-- Start of Recorded data --

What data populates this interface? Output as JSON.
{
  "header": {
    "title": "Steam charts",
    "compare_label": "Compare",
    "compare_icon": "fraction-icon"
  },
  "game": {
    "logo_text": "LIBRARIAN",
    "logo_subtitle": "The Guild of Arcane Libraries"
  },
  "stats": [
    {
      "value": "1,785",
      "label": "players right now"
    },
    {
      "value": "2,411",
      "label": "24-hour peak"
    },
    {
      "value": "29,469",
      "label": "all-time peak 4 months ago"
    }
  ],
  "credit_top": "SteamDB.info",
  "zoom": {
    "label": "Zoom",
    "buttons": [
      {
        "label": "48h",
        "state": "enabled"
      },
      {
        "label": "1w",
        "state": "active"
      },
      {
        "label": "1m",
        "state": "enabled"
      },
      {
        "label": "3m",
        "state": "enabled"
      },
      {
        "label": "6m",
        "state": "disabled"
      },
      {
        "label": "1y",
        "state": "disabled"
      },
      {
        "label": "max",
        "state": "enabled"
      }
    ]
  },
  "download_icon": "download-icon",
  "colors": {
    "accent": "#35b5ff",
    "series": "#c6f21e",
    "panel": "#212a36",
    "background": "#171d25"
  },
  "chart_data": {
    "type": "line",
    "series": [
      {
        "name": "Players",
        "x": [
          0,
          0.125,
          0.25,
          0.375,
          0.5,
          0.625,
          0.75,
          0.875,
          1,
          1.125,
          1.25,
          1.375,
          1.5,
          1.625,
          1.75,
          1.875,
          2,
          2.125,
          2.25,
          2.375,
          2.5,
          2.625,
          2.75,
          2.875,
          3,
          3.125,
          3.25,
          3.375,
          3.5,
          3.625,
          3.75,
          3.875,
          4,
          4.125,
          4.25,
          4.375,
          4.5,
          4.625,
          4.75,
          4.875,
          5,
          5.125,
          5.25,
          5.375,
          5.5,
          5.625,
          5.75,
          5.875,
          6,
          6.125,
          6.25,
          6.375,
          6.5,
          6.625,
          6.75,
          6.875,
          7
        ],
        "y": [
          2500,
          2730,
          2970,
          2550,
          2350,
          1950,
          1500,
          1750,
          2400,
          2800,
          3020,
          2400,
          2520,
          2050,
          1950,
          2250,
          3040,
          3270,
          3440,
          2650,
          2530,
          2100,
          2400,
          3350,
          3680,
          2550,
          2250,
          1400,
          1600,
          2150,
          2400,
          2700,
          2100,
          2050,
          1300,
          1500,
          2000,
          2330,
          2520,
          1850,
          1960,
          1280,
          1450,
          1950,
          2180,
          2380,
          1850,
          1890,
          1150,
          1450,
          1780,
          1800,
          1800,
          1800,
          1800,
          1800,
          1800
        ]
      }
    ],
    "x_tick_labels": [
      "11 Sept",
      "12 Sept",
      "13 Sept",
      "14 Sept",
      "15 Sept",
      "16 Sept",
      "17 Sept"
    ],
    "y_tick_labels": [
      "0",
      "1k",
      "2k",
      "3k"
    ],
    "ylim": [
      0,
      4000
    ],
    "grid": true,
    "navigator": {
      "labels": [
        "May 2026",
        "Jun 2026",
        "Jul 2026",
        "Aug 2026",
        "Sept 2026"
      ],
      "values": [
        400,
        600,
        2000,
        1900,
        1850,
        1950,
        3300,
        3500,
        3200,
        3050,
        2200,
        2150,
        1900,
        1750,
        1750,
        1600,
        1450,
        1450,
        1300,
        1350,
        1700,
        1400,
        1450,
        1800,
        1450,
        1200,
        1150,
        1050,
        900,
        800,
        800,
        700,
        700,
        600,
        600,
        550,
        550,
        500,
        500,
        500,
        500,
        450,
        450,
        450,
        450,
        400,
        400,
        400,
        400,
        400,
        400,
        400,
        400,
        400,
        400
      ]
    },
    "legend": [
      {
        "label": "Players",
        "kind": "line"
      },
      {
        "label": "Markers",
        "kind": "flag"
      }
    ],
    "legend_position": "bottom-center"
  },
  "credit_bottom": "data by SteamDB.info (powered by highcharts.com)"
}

-- End of Recorded data --
-- Start of Recorded data --

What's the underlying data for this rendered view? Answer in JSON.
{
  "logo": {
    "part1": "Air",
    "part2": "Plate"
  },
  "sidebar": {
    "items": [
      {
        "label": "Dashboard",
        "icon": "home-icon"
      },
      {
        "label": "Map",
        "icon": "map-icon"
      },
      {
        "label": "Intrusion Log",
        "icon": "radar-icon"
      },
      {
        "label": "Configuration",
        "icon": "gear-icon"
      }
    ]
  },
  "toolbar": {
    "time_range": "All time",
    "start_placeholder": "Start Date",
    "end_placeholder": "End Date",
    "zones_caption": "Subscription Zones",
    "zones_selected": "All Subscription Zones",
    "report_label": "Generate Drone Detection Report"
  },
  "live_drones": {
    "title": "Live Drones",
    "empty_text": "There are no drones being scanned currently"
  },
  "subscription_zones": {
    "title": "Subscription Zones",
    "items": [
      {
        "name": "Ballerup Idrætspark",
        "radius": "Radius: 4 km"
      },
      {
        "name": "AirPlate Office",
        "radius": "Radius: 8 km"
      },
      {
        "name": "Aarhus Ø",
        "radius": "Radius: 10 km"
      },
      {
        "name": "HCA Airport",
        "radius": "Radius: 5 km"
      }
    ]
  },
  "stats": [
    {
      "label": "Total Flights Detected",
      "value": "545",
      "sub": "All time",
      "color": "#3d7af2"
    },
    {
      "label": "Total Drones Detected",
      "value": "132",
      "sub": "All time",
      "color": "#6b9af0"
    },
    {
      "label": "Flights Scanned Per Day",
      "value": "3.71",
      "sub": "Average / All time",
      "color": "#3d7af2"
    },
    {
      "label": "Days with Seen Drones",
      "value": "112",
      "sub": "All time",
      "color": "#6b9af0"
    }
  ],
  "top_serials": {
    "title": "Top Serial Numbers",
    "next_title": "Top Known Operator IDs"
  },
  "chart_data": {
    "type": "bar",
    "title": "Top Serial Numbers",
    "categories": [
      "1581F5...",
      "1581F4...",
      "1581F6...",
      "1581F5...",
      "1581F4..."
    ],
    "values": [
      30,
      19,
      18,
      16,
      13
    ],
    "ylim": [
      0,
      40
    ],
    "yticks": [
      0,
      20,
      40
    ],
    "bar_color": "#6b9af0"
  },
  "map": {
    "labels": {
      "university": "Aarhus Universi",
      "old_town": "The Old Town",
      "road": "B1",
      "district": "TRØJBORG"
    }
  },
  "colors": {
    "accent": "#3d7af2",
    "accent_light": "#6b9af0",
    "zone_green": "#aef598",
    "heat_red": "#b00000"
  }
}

-- End of Recorded data --

Work through the data and report how many of its lines hold the word "Total", giving only the figure.

## Correct response
2